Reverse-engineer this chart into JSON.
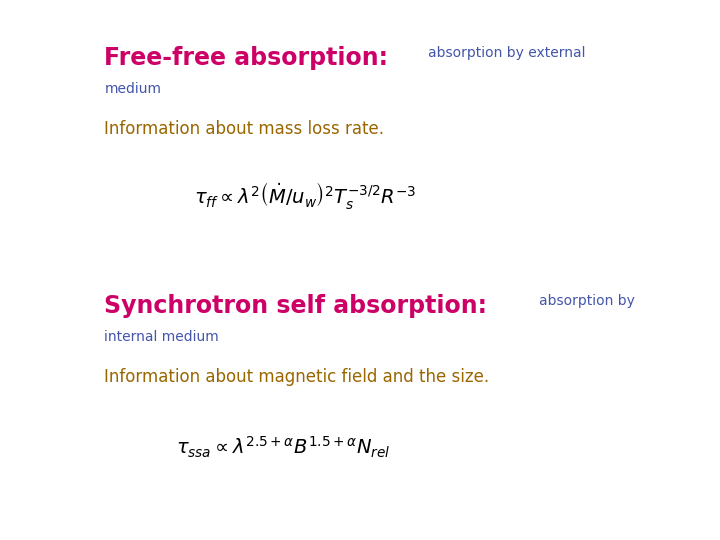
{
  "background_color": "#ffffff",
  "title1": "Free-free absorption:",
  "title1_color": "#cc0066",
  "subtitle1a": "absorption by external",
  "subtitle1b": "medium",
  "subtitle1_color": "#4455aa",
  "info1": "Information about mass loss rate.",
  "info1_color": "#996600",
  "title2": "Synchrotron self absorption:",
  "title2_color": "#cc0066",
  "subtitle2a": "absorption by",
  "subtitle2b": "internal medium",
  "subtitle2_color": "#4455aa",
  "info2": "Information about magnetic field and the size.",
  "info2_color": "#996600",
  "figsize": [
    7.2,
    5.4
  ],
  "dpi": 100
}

...

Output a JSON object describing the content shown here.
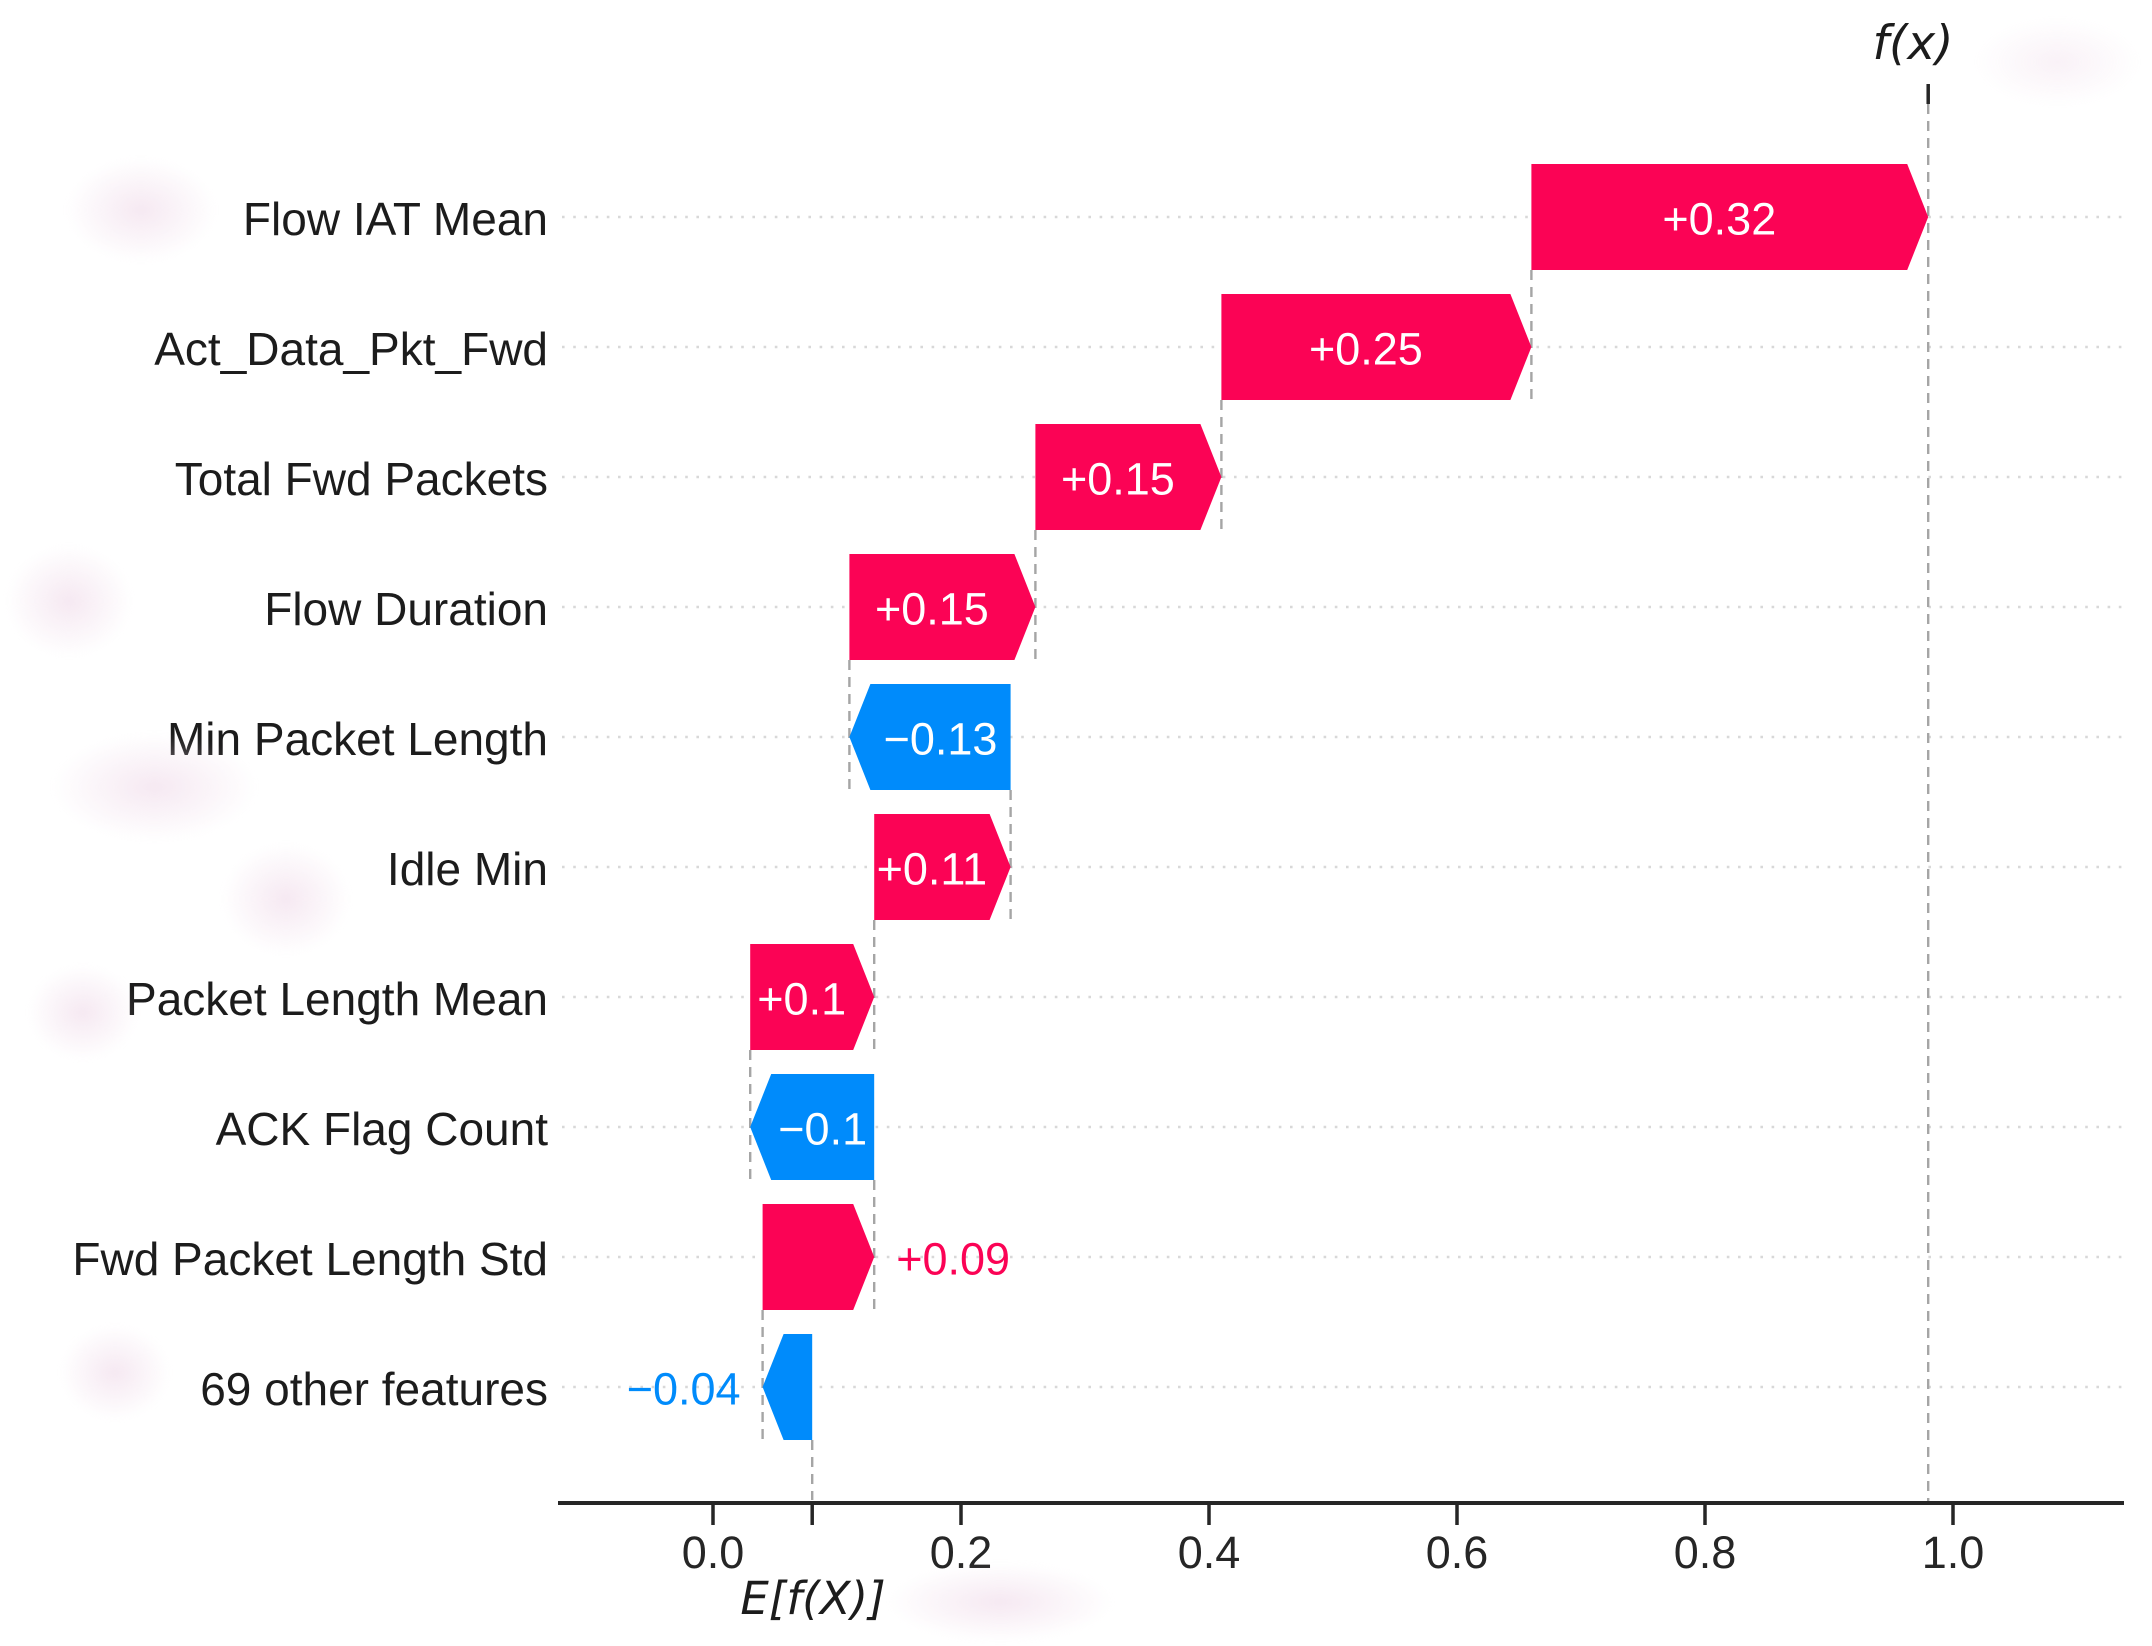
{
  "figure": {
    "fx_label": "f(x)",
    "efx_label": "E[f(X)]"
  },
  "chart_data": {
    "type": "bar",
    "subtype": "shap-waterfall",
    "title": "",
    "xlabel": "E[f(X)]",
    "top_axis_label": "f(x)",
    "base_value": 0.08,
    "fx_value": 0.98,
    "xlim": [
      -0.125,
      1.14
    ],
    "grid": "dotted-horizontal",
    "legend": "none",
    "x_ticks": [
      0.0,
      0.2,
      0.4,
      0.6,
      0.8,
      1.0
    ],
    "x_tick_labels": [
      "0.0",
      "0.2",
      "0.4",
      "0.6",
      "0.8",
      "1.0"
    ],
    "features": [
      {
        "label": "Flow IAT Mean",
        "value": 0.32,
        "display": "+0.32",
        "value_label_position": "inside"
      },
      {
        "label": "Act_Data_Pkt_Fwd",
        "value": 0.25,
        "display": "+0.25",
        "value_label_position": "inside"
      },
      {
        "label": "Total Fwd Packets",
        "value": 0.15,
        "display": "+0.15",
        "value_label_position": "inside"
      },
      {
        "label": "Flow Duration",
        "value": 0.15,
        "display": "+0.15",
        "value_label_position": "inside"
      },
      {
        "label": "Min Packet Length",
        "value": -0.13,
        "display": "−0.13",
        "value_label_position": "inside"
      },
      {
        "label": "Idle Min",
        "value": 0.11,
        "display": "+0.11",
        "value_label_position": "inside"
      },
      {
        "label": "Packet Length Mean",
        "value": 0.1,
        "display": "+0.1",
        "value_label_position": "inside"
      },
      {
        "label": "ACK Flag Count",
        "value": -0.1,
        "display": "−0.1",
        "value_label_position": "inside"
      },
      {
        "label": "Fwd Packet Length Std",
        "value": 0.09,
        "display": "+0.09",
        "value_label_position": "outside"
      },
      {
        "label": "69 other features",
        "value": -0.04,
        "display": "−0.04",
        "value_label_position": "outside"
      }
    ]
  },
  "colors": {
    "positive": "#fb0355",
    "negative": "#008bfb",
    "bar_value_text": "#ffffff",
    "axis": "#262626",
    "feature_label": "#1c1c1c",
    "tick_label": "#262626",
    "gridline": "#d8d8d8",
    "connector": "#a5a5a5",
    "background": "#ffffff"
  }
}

Exercise description
Show all lines in the entries above where the string "ffffff" appears.

Exercise result
  "background_color": "#ffffff",
    "bar_value_text": "#ffffff",
    "background": "#ffffff"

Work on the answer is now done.